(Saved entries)
____________
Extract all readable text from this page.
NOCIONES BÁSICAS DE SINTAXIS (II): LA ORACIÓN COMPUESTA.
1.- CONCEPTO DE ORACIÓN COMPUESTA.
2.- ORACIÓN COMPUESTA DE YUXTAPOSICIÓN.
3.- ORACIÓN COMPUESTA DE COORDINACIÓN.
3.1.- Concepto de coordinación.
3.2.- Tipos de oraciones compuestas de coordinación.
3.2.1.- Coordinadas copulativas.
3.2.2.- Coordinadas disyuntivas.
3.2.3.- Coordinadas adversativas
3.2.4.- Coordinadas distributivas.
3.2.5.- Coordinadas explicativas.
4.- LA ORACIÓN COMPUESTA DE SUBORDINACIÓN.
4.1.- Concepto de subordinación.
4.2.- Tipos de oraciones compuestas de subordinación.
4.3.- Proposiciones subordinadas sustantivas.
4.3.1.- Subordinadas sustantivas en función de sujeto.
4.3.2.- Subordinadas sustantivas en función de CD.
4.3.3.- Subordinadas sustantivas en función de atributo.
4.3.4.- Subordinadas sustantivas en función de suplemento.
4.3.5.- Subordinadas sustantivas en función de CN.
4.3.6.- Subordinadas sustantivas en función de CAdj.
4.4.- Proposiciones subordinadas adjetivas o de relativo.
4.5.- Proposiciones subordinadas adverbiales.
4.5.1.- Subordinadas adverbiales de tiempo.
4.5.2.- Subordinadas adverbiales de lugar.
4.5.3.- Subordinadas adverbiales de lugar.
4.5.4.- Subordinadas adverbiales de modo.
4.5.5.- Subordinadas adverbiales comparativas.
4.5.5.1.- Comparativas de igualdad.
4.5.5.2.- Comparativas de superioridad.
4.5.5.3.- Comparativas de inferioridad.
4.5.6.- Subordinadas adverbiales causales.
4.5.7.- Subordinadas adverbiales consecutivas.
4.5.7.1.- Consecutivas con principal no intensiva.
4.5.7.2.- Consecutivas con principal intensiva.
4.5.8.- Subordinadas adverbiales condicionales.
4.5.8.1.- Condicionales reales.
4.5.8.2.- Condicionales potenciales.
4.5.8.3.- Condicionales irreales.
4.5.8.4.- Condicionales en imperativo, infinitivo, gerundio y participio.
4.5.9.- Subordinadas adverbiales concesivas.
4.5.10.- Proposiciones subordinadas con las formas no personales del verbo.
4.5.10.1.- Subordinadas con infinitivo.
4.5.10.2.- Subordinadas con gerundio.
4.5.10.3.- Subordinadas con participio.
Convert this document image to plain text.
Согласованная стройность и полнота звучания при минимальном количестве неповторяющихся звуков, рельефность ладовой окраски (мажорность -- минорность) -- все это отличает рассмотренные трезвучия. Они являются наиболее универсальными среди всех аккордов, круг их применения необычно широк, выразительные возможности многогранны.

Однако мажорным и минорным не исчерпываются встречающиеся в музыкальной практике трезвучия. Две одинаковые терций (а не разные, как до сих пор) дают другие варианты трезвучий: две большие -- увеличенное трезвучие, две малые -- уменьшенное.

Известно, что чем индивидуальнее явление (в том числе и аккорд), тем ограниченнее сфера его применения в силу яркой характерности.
____________
**EXERCISE PROMPT**
Write out exactly the final stretch of the records: the line containing "Convert this document image to plain text." and every line after it, through the last, and nothing else.

**EXERCISE SOLUTION**
Convert this document image to plain text.
Согласованная стройность и полнота звучания при минимальном количестве неповторяющихся звуков, рельефность ладовой окраски (мажорность -- минорность) -- все это отличает рассмотренные трезвучия. Они являются наиболее универсальными среди всех аккордов, круг их применения необычно широк, выразительные возможности многогранны.

Однако мажорным и минорным не исчерпываются встречающиеся в музыкальной практике трезвучия. Две одинаковые терций (а не разные, как до сих пор) дают другие варианты трезвучий: две большие -- увеличенное трезвучие, две малые -- уменьшенное.

Известно, что чем индивидуальнее явление (в том числе и аккорд), тем ограниченнее сфера его применения в силу яркой характерности.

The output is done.